What to do:
Repeat the material exactly, every line of it.
Start Provided data
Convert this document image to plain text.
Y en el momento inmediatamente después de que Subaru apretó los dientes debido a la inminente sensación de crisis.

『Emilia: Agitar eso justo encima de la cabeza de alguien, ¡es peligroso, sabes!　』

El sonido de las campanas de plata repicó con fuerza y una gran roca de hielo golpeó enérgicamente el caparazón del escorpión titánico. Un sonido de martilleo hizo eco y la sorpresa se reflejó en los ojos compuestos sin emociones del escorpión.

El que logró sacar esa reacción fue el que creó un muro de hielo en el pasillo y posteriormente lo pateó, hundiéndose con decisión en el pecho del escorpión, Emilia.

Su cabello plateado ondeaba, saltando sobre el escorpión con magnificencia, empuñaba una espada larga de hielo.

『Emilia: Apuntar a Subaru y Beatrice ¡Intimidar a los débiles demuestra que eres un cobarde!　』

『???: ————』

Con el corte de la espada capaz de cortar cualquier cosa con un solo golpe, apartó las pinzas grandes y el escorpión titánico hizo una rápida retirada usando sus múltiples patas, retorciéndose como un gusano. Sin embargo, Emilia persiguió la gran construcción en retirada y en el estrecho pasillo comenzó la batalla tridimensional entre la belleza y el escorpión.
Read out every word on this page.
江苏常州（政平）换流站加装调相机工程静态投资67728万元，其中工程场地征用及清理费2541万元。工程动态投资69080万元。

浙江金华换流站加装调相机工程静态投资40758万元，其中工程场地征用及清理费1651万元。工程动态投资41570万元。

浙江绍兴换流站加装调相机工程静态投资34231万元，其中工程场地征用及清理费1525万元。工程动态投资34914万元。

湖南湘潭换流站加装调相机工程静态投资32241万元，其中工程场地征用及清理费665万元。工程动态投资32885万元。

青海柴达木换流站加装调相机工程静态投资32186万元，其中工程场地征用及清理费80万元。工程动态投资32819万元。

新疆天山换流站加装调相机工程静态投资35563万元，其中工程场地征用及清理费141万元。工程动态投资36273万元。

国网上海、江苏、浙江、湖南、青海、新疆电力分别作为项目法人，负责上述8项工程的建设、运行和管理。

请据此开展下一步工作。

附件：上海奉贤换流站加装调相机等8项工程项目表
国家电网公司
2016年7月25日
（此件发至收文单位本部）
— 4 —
End Provided data
Written response:
Convert this document image to plain text.
Y en el momento inmediatamente después de que Subaru apretó los dientes debido a la inminente sensación de crisis.

『Emilia: Agitar eso justo encima de la cabeza de alguien, ¡es peligroso, sabes!　』

El sonido de las campanas de plata repicó con fuerza y una gran roca de hielo golpeó enérgicamente el caparazón del escorpión titánico. Un sonido de martilleo hizo eco y la sorpresa se reflejó en los ojos compuestos sin emociones del escorpión.

El que logró sacar esa reacción fue el que creó un muro de hielo en el pasillo y posteriormente lo pateó, hundiéndose con decisión en el pecho del escorpión, Emilia.

Su cabello plateado ondeaba, saltando sobre el escorpión con magnificencia, empuñaba una espada larga de hielo.

『Emilia: Apuntar a Subaru y Beatrice ¡Intimidar a los débiles demuestra que eres un cobarde!　』

『???: ————』

Con el corte de la espada capaz de cortar cualquier cosa con un solo golpe, apartó las pinzas grandes y el escorpión titánico hizo una rápida retirada usando sus múltiples patas, retorciéndose como un gusano. Sin embargo, Emilia persiguió la gran construcción en retirada y en el estrecho pasillo comenzó la batalla tridimensional entre la belleza y el escorpión.
Read out every word on this page.
江苏常州（政平）换流站加装调相机工程静态投资67728万元，其中工程场地征用及清理费2541万元。工程动态投资69080万元。

浙江金华换流站加装调相机工程静态投资40758万元，其中工程场地征用及清理费1651万元。工程动态投资41570万元。

浙江绍兴换流站加装调相机工程静态投资34231万元，其中工程场地征用及清理费1525万元。工程动态投资34914万元。

湖南湘潭换流站加装调相机工程静态投资32241万元，其中工程场地征用及清理费665万元。工程动态投资32885万元。

青海柴达木换流站加装调相机工程静态投资32186万元，其中工程场地征用及清理费80万元。工程动态投资32819万元。

新疆天山换流站加装调相机工程静态投资35563万元，其中工程场地征用及清理费141万元。工程动态投资36273万元。

国网上海、江苏、浙江、湖南、青海、新疆电力分别作为项目法人，负责上述8项工程的建设、运行和管理。

请据此开展下一步工作。

附件：上海奉贤换流站加装调相机等8项工程项目表
国家电网公司
2016年7月25日
（此件发至收文单位本部）
— 4 —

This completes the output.